## BEGIN Input material

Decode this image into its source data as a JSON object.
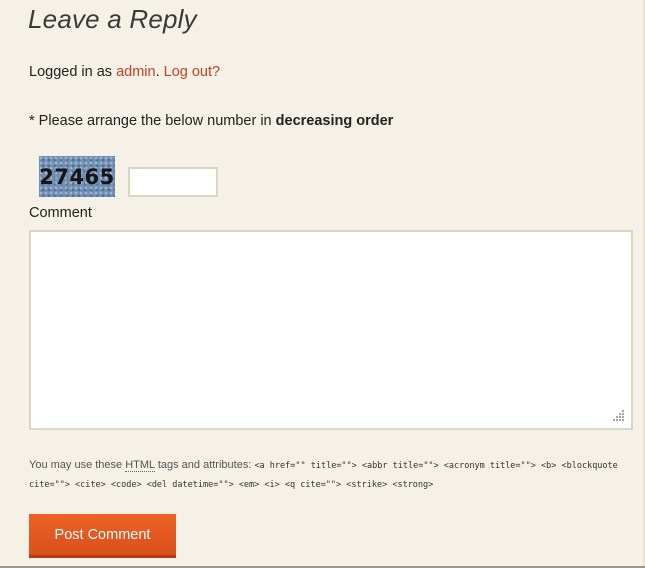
{
  "reply": {
    "title": "Leave a Reply",
    "logged_in_prefix": "Logged in as ",
    "user_link": "admin",
    "separator": ". ",
    "logout_link": "Log out?"
  },
  "captcha": {
    "instruction_prefix": "* Please arrange the below number in ",
    "instruction_bold": "decreasing order",
    "image_text": "27465",
    "answer_value": ""
  },
  "comment": {
    "label": "Comment",
    "value": ""
  },
  "allowed_tags": {
    "prefix": "You may use these ",
    "abbr": "HTML",
    "suffix": " tags and attributes: ",
    "code": "<a href=\"\" title=\"\"> <abbr title=\"\"> <acronym title=\"\"> <b> <blockquote cite=\"\"> <cite> <code> <del datetime=\"\"> <em> <i> <q cite=\"\"> <strike> <strong>"
  },
  "submit": {
    "label": "Post Comment"
  },
  "colors": {
    "background": "#f5f1e6",
    "link": "#c0441f",
    "button": "#e4571f",
    "field_border": "#d9d6c4"
  },
  "icons": {
    "resize_grip": "resize-grip-icon"
  }
}
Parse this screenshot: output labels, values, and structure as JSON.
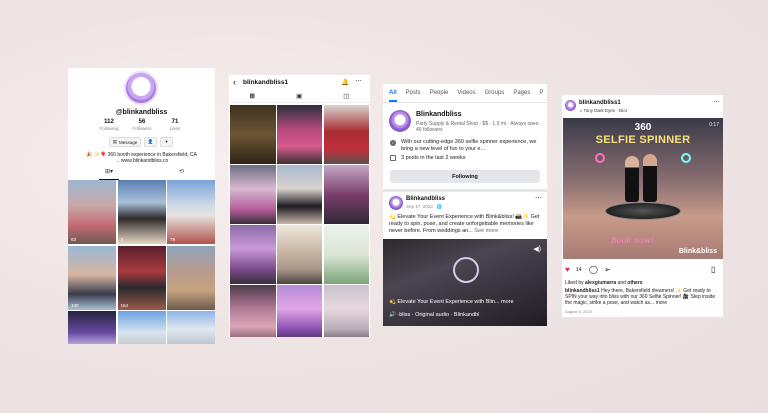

## END Input material

Work to do: Write out each entry exactly as given, but skip the pictures.

Exercise result:
Decode this image into its source data as a JSON object.
{
  "reply": {
    "title": "Leave a Reply",
    "logged_in_prefix": "Logged in as ",
    "user_link": "admin",
    "separator": ". ",
    "logout_link": "Log out?"
  },
  "captcha": {
    "instruction_prefix": "* Please arrange the below number in ",
    "instruction_bold": "decreasing order",
    "image_text": "27465",
    "answer_value": ""
  },
  "comment": {
    "label": "Comment",
    "value": ""
  },
  "allowed_tags": {
    "prefix": "You may use these ",
    "abbr": "HTML",
    "suffix": " tags and attributes: ",
    "code": "<a href=\"\" title=\"\"> <abbr title=\"\"> <acronym title=\"\"> <b> <blockquote cite=\"\"> <cite> <code> <del datetime=\"\"> <em> <i> <q cite=\"\"> <strike> <strong>"
  },
  "submit": {
    "label": "Post Comment"
  },
  "colors": {
    "background": "#f5f1e6",
    "link": "#c0441f",
    "button": "#e4571f",
    "field_border": "#d9d6c4"
  },
  "icons": {
    "resize_grip": "resize-grip-icon"
  }
}
Parse this screenshot: output labels, values, and structure as JSON.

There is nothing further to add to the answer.